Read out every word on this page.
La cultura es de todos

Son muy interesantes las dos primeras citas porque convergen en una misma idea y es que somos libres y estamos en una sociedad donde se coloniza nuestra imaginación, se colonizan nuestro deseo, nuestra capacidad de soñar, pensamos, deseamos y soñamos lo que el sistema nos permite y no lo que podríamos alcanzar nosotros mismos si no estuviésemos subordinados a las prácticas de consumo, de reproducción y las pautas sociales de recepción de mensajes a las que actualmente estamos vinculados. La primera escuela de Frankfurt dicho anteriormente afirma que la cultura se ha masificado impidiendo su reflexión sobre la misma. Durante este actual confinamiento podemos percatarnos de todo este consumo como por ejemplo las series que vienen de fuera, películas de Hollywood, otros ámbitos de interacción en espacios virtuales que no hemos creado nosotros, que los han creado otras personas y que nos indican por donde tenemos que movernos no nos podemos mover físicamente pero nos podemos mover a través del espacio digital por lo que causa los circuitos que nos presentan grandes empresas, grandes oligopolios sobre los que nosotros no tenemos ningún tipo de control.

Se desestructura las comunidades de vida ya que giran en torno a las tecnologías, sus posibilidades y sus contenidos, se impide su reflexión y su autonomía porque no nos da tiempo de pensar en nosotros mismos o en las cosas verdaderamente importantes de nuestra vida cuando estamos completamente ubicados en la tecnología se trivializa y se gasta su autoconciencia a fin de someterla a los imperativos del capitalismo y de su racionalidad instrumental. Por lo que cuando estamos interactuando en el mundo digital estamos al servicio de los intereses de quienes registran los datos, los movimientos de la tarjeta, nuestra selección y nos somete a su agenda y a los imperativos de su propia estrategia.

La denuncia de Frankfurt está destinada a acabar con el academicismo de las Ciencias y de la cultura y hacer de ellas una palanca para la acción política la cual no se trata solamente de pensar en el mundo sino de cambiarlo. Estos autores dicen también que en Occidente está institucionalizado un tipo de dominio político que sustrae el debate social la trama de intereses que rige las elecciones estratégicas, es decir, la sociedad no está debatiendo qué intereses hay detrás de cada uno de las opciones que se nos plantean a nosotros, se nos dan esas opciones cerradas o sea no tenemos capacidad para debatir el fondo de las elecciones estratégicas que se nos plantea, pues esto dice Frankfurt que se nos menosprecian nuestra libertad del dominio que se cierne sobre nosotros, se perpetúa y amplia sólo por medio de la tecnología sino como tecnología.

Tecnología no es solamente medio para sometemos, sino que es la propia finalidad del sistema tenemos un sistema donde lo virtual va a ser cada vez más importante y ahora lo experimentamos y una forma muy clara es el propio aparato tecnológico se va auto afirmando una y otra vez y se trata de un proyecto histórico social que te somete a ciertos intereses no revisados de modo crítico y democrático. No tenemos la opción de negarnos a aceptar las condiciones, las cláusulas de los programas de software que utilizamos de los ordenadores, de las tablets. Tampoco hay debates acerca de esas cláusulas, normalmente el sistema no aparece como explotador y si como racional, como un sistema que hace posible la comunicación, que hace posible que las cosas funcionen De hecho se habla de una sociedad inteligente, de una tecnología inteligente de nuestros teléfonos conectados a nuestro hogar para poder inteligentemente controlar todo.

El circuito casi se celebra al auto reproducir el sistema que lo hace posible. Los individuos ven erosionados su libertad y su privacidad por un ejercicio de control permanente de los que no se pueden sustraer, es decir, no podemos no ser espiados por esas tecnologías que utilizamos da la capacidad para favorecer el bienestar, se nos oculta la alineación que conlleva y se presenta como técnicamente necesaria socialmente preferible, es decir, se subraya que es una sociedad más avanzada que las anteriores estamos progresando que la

» WHAT IS EXPECTED
Show every line from the listing above in which the string "trata" appears.

» WRITTEN ANSWER
La denuncia de Frankfurt está destinada a acabar con el academicismo de las Ciencias y de la cultura y hacer de ellas una palanca para la acción política la cual no se trata solamente de pensar en el mundo sino de cambiarlo. Estos autores dicen también que en Occidente está institucionalizado un tipo de dominio político que sustrae el debate social la trama de intereses que rige las elecciones estratégicas, es decir, la sociedad no está debatiendo qué intereses hay detrás de cada uno de las opciones que se nos plantean a nosotros, se nos dan esas opciones cerradas o sea no tenemos capacidad para debatir el fondo de las elecciones estratégicas que se nos plantea, pues esto dice Frankfurt que se nos menosprecian nuestra libertad del dominio que se cierne sobre nosotros, se perpetúa y amplia sólo por medio de la tecnología sino como tecnología.
Tecnología no es solamente medio para sometemos, sino que es la propia finalidad del sistema tenemos un sistema donde lo virtual va a ser cada vez más importante y ahora lo experimentamos y una forma muy clara es el propio aparato tecnológico se va auto afirmando una y otra vez y se trata de un proyecto histórico social que te somete a ciertos intereses no revisados de modo crítico y democrático. No tenemos la opción de negarnos a aceptar las condiciones, las cláusulas de los programas de software que utilizamos de los ordenadores, de las tablets. Tampoco hay debates acerca de esas cláusulas, normalmente el sistema no aparece como explotador y si como racional, como un sistema que hace posible la comunicación, que hace posible que las cosas funcionen De hecho se habla de una sociedad inteligente, de una tecnología inteligente de nuestros teléfonos conectados a nuestro hogar para poder inteligentemente controlar todo.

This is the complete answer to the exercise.